-- Begin --
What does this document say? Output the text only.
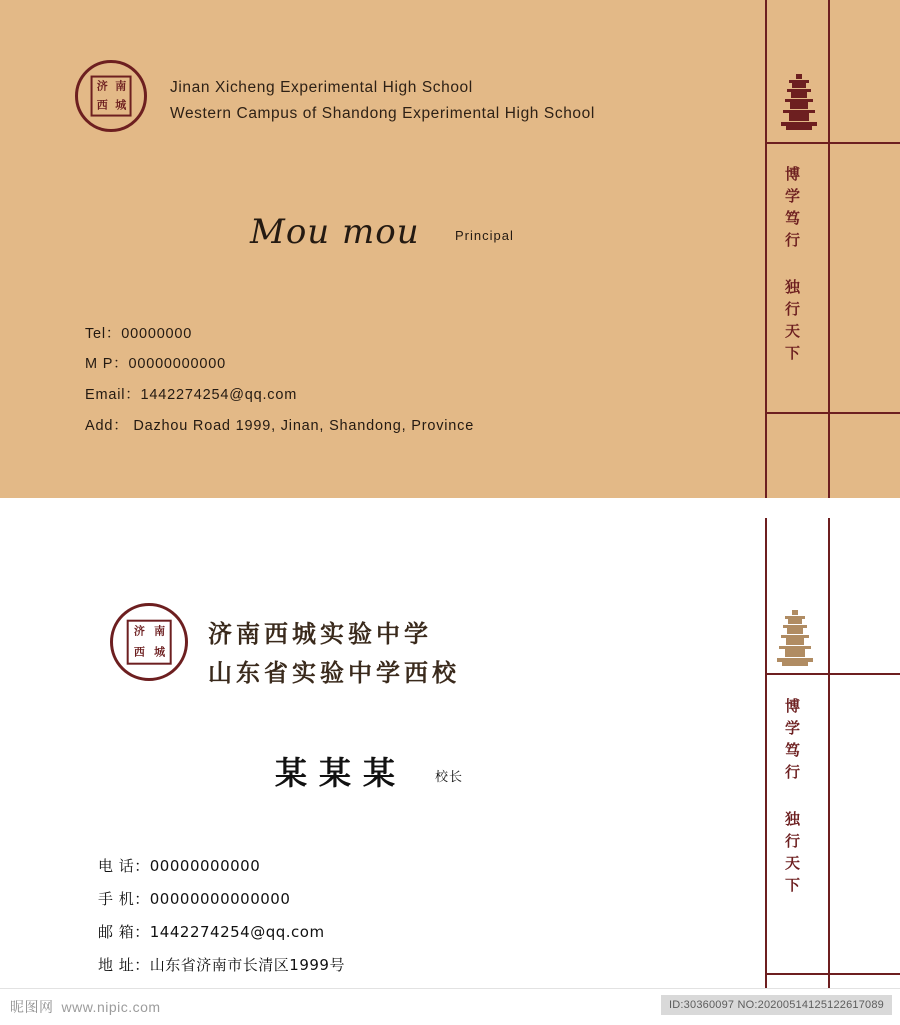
济 南
西 城
Jinan Xicheng Experimental High School
Western Campus of Shandong Experimental High School
Mou mou	Principal
Tel：00000000
M P：00000000000
Email：1442274254@qq.com
Add： Dazhou Road 1999, Jinan, Shandong, Province
博学笃行 独行天下
济 南
西 城
济南西城实验中学
山东省实验中学西校
某某某 校长
电 话：00000000000
手 机：00000000000000
邮 箱：1442274254@qq.com
地 址：山东省济南市长清区1999号
博学笃行 独行天下
昵图网 www.nipic.com	ID:30360097 NO:20200514125122617089
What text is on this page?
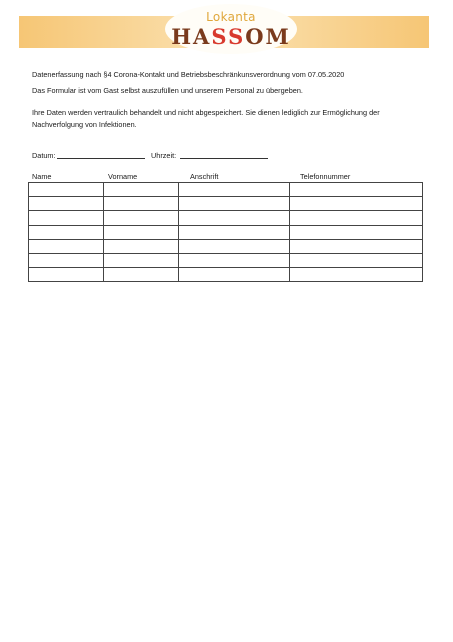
Lokanta
HASSOM
Datenerfassung nach §4 Corona-Kontakt und Betriebsbeschränkunsverordnung vom 07.05.2020
Das Formular ist vom Gast selbst auszufüllen und unserem Personal zu übergeben.
Ihre Daten werden vertraulich behandelt und nicht abgespeichert. Sie dienen lediglich zur Ermöglichung der
Nachverfolgung von Infektionen.
Datum:	Uhrzeit:
Name	Vorname	Anschrift	Telefonnummer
-- End --
Find all lines where the word "Jinan" appears. Copy them.

Result for this task
Jinan Xicheng Experimental High School
Add： Dazhou Road 1999, Jinan, Shandong, Province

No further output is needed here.